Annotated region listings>
·····

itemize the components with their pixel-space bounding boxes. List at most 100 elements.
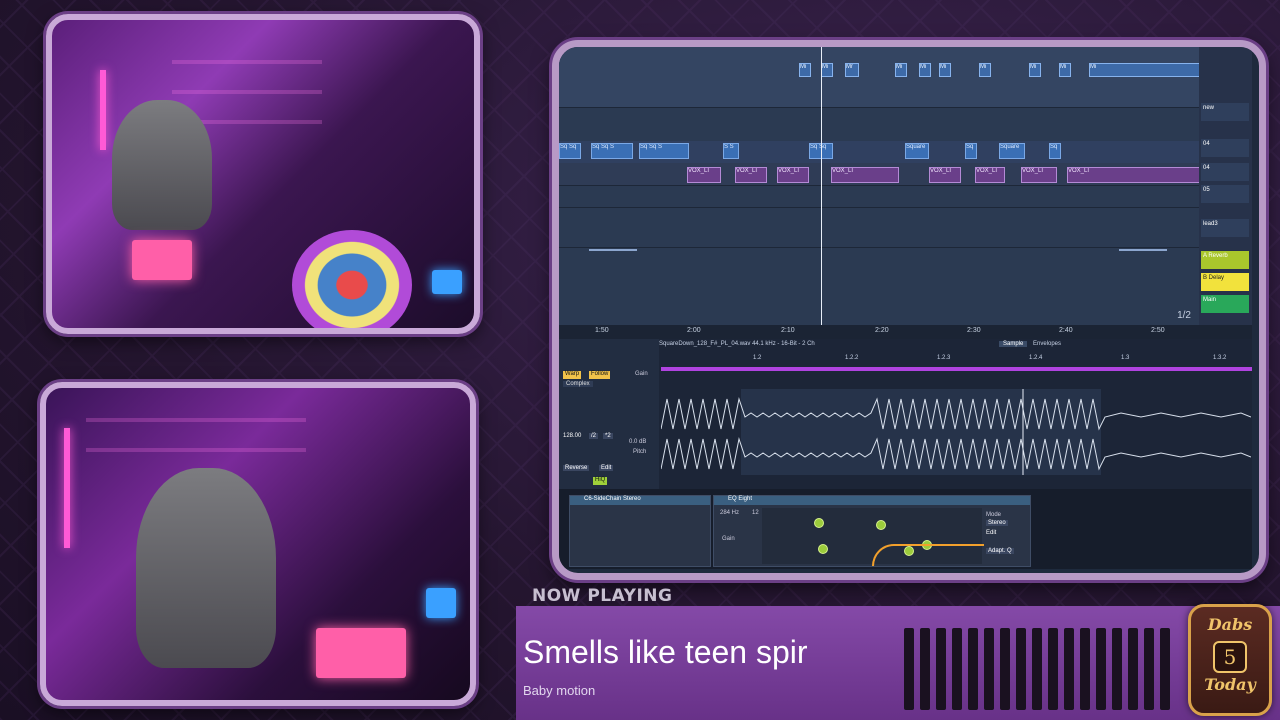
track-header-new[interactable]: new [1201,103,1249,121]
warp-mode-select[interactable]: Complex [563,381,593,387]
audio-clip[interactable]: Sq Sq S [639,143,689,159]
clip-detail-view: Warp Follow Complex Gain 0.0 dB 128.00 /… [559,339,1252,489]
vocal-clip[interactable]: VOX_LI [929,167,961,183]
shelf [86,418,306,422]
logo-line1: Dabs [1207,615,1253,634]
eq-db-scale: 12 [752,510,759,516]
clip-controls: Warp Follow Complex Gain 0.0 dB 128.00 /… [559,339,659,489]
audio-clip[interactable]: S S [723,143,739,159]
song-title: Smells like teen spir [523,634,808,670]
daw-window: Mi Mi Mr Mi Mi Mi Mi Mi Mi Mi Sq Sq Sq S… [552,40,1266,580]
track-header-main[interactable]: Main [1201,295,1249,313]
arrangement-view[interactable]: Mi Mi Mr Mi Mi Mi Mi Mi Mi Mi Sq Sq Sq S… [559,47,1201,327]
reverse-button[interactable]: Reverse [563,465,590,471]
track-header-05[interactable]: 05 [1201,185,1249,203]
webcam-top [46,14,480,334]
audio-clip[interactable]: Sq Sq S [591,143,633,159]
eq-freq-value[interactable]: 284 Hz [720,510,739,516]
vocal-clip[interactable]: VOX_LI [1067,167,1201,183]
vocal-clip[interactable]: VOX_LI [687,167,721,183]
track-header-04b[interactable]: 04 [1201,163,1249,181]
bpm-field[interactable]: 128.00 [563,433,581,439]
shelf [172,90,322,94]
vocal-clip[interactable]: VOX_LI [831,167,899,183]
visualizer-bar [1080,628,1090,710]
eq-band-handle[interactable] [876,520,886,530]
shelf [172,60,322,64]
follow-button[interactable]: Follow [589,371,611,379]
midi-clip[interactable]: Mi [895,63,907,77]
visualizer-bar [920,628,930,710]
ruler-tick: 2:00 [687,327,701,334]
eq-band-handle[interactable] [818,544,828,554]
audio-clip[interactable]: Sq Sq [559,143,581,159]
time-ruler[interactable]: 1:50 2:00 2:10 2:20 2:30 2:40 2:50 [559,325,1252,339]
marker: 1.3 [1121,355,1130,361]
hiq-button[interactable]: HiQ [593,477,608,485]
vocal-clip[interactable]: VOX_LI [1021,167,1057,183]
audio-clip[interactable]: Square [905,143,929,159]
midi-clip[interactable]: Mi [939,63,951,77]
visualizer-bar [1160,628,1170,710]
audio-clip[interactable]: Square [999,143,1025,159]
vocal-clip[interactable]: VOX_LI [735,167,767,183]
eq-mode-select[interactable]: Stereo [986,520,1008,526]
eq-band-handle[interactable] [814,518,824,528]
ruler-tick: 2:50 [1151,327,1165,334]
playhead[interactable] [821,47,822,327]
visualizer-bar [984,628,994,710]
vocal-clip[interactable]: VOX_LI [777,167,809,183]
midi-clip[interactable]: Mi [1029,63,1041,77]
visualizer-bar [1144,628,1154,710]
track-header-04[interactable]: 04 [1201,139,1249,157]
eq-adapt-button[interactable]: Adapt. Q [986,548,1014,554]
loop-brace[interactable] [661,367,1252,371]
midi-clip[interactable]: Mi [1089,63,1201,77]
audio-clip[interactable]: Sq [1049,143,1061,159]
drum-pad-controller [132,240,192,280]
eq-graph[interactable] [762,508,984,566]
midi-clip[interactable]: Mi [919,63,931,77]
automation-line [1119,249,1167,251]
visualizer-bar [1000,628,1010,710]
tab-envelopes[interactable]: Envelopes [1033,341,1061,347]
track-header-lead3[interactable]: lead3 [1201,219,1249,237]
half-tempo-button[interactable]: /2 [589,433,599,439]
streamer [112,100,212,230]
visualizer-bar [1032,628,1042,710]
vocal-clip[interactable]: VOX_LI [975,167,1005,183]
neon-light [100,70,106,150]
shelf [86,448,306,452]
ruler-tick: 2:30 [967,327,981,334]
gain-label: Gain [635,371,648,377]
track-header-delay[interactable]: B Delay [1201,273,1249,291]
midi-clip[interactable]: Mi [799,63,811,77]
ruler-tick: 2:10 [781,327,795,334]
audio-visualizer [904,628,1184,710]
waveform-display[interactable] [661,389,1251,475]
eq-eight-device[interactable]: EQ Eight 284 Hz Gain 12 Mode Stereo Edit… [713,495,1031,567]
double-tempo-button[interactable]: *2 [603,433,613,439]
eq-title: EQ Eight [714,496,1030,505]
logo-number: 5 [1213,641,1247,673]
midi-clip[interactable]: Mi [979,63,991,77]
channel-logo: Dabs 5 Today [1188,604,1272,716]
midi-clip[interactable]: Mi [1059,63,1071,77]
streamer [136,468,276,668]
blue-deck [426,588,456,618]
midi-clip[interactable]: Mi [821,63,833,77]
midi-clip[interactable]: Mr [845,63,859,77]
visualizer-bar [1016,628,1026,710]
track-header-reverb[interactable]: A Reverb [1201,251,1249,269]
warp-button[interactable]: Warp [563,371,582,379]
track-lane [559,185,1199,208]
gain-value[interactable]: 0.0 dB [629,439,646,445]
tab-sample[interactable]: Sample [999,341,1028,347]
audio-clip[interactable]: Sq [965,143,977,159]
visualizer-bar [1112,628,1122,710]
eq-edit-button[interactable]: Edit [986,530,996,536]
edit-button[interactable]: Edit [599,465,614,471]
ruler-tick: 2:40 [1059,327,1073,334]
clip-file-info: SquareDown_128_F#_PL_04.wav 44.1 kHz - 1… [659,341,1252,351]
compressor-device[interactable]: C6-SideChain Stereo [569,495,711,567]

·····

BRIEF> Copy every line of the entries above verbatim, leaving out the pictures.

SOLUTION FOR THIS TASK>
itemize the components with their pixel-space bounding boxes. List at most 100 elements.
track-header-new[interactable]: new [1201,103,1249,121]
warp-mode-select[interactable]: Complex [563,381,593,387]
audio-clip[interactable]: Sq Sq S [639,143,689,159]
clip-detail-view: Warp Follow Complex Gain 0.0 dB 128.00 /… [559,339,1252,489]
vocal-clip[interactable]: VOX_LI [929,167,961,183]
shelf [86,418,306,422]
logo-line1: Dabs [1207,615,1253,634]
eq-db-scale: 12 [752,510,759,516]
clip-controls: Warp Follow Complex Gain 0.0 dB 128.00 /… [559,339,659,489]
audio-clip[interactable]: S S [723,143,739,159]
song-title: Smells like teen spir [523,634,808,670]
daw-window: Mi Mi Mr Mi Mi Mi Mi Mi Mi Mi Sq Sq Sq S… [552,40,1266,580]
track-header-main[interactable]: Main [1201,295,1249,313]
arrangement-view[interactable]: Mi Mi Mr Mi Mi Mi Mi Mi Mi Mi Sq Sq Sq S… [559,47,1201,327]
reverse-button[interactable]: Reverse [563,465,590,471]
track-header-05[interactable]: 05 [1201,185,1249,203]
webcam-top [46,14,480,334]
audio-clip[interactable]: Sq Sq S [591,143,633,159]
eq-freq-value[interactable]: 284 Hz [720,510,739,516]
vocal-clip[interactable]: VOX_LI [1067,167,1201,183]
vocal-clip[interactable]: VOX_LI [687,167,721,183]
track-header-04b[interactable]: 04 [1201,163,1249,181]
bpm-field[interactable]: 128.00 [563,433,581,439]
shelf [172,90,322,94]
vocal-clip[interactable]: VOX_LI [831,167,899,183]
visualizer-bar [1080,628,1090,710]
eq-band-handle[interactable] [876,520,886,530]
shelf [172,60,322,64]
follow-button[interactable]: Follow [589,371,611,379]
midi-clip[interactable]: Mi [895,63,907,77]
visualizer-bar [920,628,930,710]
ruler-tick: 2:00 [687,327,701,334]
eq-band-handle[interactable] [818,544,828,554]
audio-clip[interactable]: Sq Sq [559,143,581,159]
time-ruler[interactable]: 1:50 2:00 2:10 2:20 2:30 2:40 2:50 [559,325,1252,339]
marker: 1.3 [1121,355,1130,361]
hiq-button[interactable]: HiQ [593,477,608,485]
vocal-clip[interactable]: VOX_LI [1021,167,1057,183]
audio-clip[interactable]: Square [905,143,929,159]
midi-clip[interactable]: Mi [939,63,951,77]
visualizer-bar [1160,628,1170,710]
audio-clip[interactable]: Square [999,143,1025,159]
vocal-clip[interactable]: VOX_LI [735,167,767,183]
eq-mode-select[interactable]: Stereo [986,520,1008,526]
eq-band-handle[interactable] [814,518,824,528]
ruler-tick: 2:50 [1151,327,1165,334]
playhead[interactable] [821,47,822,327]
visualizer-bar [984,628,994,710]
vocal-clip[interactable]: VOX_LI [777,167,809,183]
midi-clip[interactable]: Mi [1029,63,1041,77]
visualizer-bar [1144,628,1154,710]
track-header-04[interactable]: 04 [1201,139,1249,157]
eq-adapt-button[interactable]: Adapt. Q [986,548,1014,554]
loop-brace[interactable] [661,367,1252,371]
midi-clip[interactable]: Mi [1089,63,1201,77]
audio-clip[interactable]: Sq [1049,143,1061,159]
drum-pad-controller [132,240,192,280]
eq-graph[interactable] [762,508,984,566]
midi-clip[interactable]: Mi [919,63,931,77]
automation-line [1119,249,1167,251]
visualizer-bar [1000,628,1010,710]
tab-envelopes[interactable]: Envelopes [1033,341,1061,347]
track-header-lead3[interactable]: lead3 [1201,219,1249,237]
half-tempo-button[interactable]: /2 [589,433,599,439]
streamer [112,100,212,230]
visualizer-bar [1032,628,1042,710]
vocal-clip[interactable]: VOX_LI [975,167,1005,183]
neon-light [100,70,106,150]
shelf [86,448,306,452]
ruler-tick: 2:30 [967,327,981,334]
gain-label: Gain [635,371,648,377]
track-header-delay[interactable]: B Delay [1201,273,1249,291]
midi-clip[interactable]: Mi [799,63,811,77]
ruler-tick: 2:10 [781,327,795,334]
audio-visualizer [904,628,1184,710]
waveform-display[interactable] [661,389,1251,475]
eq-eight-device[interactable]: EQ Eight 284 Hz Gain 12 Mode Stereo Edit… [713,495,1031,567]
double-tempo-button[interactable]: *2 [603,433,613,439]
eq-title: EQ Eight [714,496,1030,505]
logo-number: 5 [1213,641,1247,673]
midi-clip[interactable]: Mi [979,63,991,77]
channel-logo: Dabs 5 Today [1188,604,1272,716]
midi-clip[interactable]: Mi [1059,63,1071,77]
streamer [136,468,276,668]
blue-deck [426,588,456,618]
midi-clip[interactable]: Mi [821,63,833,77]
midi-clip[interactable]: Mr [845,63,859,77]
visualizer-bar [1016,628,1026,710]
track-header-reverb[interactable]: A Reverb [1201,251,1249,269]
warp-button[interactable]: Warp [563,371,582,379]
track-lane [559,185,1199,208]
gain-value[interactable]: 0.0 dB [629,439,646,445]
tab-sample[interactable]: Sample [999,341,1028,347]
audio-clip[interactable]: Sq [965,143,977,159]
visualizer-bar [1112,628,1122,710]
eq-edit-button[interactable]: Edit [986,530,996,536]
edit-button[interactable]: Edit [599,465,614,471]
ruler-tick: 2:40 [1059,327,1073,334]
clip-file-info: SquareDown_128_F#_PL_04.wav 44.1 kHz - 1… [659,341,1252,351]
compressor-device[interactable]: C6-SideChain Stereo [569,495,711,567]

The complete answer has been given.